▸ Page excerpt:
Let’s cut the crap and start talking about serious optimization matters today, and GZIP as a first-choice topic. Why gzip? Because it matters (amongst the whole rest we’ll discuss in our Blog).

You have a Website, which is also most likely your Business, and you may even have some CDN or Cloud Services boosting up your performance. Metaphorically speaking, the Internetworks are the very roads leading to your virtual Shop or Newspaper Stand.
You also know humans (your Audience) are lazy , so why would I – as a human –  go buy my newspaper from Stand A (10m walk) when Stand B takes me 5m walk only? I may still go to Stand A for the time being as “it’s an old friend of mine” so I enjoy the talk and gossiping whilst there (Content Quality), but over time – you know how that goes eventually – I’ll turn to Stand B.

Be Stand B! That’s what we’ve been telling you for a long time now.

▸ Provided records:
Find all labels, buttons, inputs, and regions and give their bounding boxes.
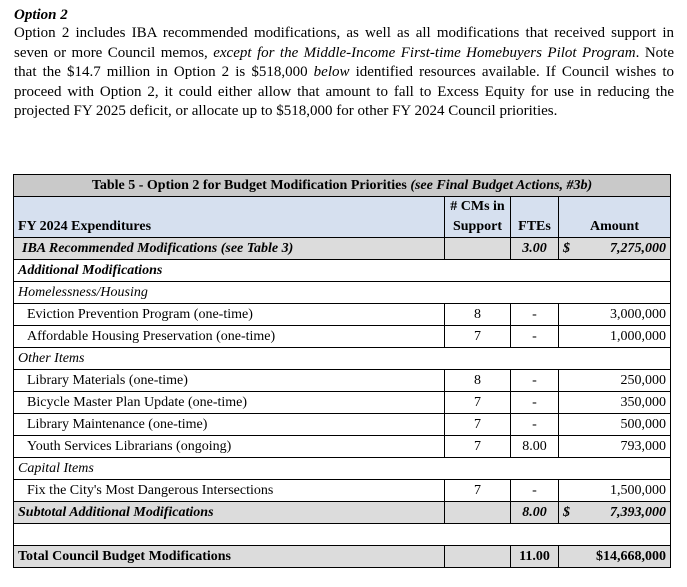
total-row: [14, 546, 671, 568]
row-label: Library Maintenance (one-time): [14, 414, 445, 436]
row-cms: 7: [445, 392, 511, 414]
para-part-2: . Note that the $14.7 million in Option 2 is $518,000: [14, 44, 674, 80]
row-ftes: -: [511, 414, 559, 436]
table-row: [14, 436, 671, 458]
section-header-row: [14, 458, 671, 480]
row-label: Library Materials (one-time): [14, 370, 445, 392]
additional-mods-row: [14, 260, 671, 282]
header-cms: # CMs in Support: [445, 197, 511, 238]
total-amount: $14,668,000: [559, 546, 671, 568]
table-title-italic: (see Final Budget Actions, #3b): [410, 178, 593, 193]
row-label: Affordable Housing Preservation (one-time): [14, 326, 445, 348]
row-ftes: -: [511, 304, 559, 326]
header-amount: Amount: [559, 197, 671, 238]
spacer-cell: [14, 524, 671, 546]
iba-ftes: 3.00: [511, 238, 559, 260]
iba-row: [14, 238, 671, 260]
table-title-row: [14, 175, 671, 197]
table-title-text: Table 5 - Option 2 for Budget Modification Priorities: [91, 178, 411, 193]
table-row: [14, 414, 671, 436]
section-header-row: [14, 348, 671, 370]
para-part-1: Option 2 includes IBA recommended modifications, as well as all modifications that received support in seven or more Council memos,: [14, 25, 674, 61]
total-label: Total Council Budget Modifications: [14, 546, 445, 568]
section-name: Homelessness/Housing: [14, 282, 671, 304]
row-ftes: -: [511, 326, 559, 348]
row-amount: 1,500,000: [559, 480, 671, 502]
subtotal-label: Subtotal Additional Modifications: [14, 502, 445, 524]
table-row: [14, 370, 671, 392]
document-body: [14, 6, 674, 122]
option-heading: Option 2: [14, 7, 68, 23]
iba-cms: [445, 238, 511, 260]
row-label: Bicycle Master Plan Update (one-time): [14, 392, 445, 414]
para-italic-2: below: [313, 64, 350, 80]
sections-body: [14, 282, 671, 502]
table-title: [14, 175, 671, 197]
total-ftes: 11.00: [511, 546, 559, 568]
row-amount: 250,000: [559, 370, 671, 392]
option-paragraph: [14, 24, 674, 122]
section-header-row: [14, 282, 671, 304]
subtotal-row: [14, 502, 671, 524]
iba-amount-cell: [559, 238, 671, 260]
row-amount: 350,000: [559, 392, 671, 414]
para-italic-1: except for the Middle-Income First-time Homebuyers Pilot Program: [213, 44, 636, 61]
row-label: Fix the City's Most Dangerous Intersections: [14, 480, 445, 502]
row-cms: 7: [445, 414, 511, 436]
table-row: [14, 304, 671, 326]
iba-dollar: $: [563, 241, 570, 256]
row-cms: 7: [445, 480, 511, 502]
row-amount: 1,000,000: [559, 326, 671, 348]
iba-label: IBA Recommended Modifications (see Table 3): [14, 238, 445, 260]
row-ftes: -: [511, 392, 559, 414]
additional-mods-label: Additional Modifications: [14, 260, 671, 282]
section-name: Capital Items: [14, 458, 671, 480]
table-5: [13, 174, 671, 568]
section-name: Other Items: [14, 348, 671, 370]
table-row: [14, 326, 671, 348]
row-cms: 8: [445, 304, 511, 326]
row-ftes: -: [511, 480, 559, 502]
row-label: Youth Services Librarians (ongoing): [14, 436, 445, 458]
subtotal-cms: [445, 502, 511, 524]
row-ftes: -: [511, 370, 559, 392]
row-amount: 793,000: [559, 436, 671, 458]
row-amount: 500,000: [559, 414, 671, 436]
total-cms: [445, 546, 511, 568]
table-header-row: [14, 197, 671, 238]
table-row: [14, 392, 671, 414]
subtotal-ftes: 8.00: [511, 502, 559, 524]
subtotal-amount: 7,393,000: [610, 505, 667, 520]
row-cms: 7: [445, 436, 511, 458]
subtotal-amount-cell: [559, 502, 671, 524]
subtotal-dollar: $: [563, 505, 570, 520]
row-cms: 7: [445, 326, 511, 348]
row-amount: 3,000,000: [559, 304, 671, 326]
row-label: Eviction Prevention Program (one-time): [14, 304, 445, 326]
subtotal-body: [14, 502, 671, 568]
para-part-3: identified resources available. If Council wishes to proceed with Option 2, it could either allow that amount to fall to Excess Equity for use in reducing the projected FY 2025 deficit, or allocate up to $518,000 for other FY 2024 Council priorities.: [14, 64, 674, 119]
row-cms: 8: [445, 370, 511, 392]
header-expenditures: FY 2024 Expenditures: [14, 197, 445, 238]
row-ftes: 8.00: [511, 436, 559, 458]
iba-amount: 7,275,000: [610, 241, 667, 256]
table-row: [14, 480, 671, 502]
spacer-row: [14, 524, 671, 546]
header-ftes: FTEs: [511, 197, 559, 238]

▸ What this exercise asks:
1. Answer these questions from the gzip text:
(a) Which topic is picked first for the discussion of optimization?
(b) How long is the walk to Stand A, and how long to Stand B?
(c) What does the talk and gossiping at Stand A stand for?
2. Can you write what comes next in the gzip text?
The data has nothing to do with the gzip text.

▸ Expected results:
1.
(a) GZIP.
(b) Stand A is a 10m walk, and Stand B is a 5m walk.
(c) Content Quality.

2.
Amongst the whole rest of things turning old town cobbled roads to your Stand into clean, 16-laned highways, GZIP is a go for in case you haven’t already.

We will assume you know Gzip Deflate is a compression method, we will also assume you know where and how to activate it in an Apache/Nginx enviornment (if not please check this very well written Post to respect); something we won’t assume though is you really ever spent a serious observation on topic.

We have seen an increasingly larger number of Business (even well established Brand names) literally dropping jaws when presented with their content being delivered 100% plain, and explained they’ve been losing on money, performance and Audience ultimately all the way through us.

 

The purpose of activating – and especially finetuning – GZIP Compression is manifold; let’s have a look at what pros and contras it brings:

Contras:

– It costs CPU: Compressing assets (and, respectively, decompressing them for a Browser) for an Origin Infrastructure requires computing cycles: the more assets you compress , the more your sorry CPU will have to cycle and compute compressed responses.

Now, if you have tons of CPU available and a distributed WebServers Architecture this may not be a hassle at all, but if you struggle cooling down your CPUs and keeping them at bay without compression, this may turn in a serious showstopper.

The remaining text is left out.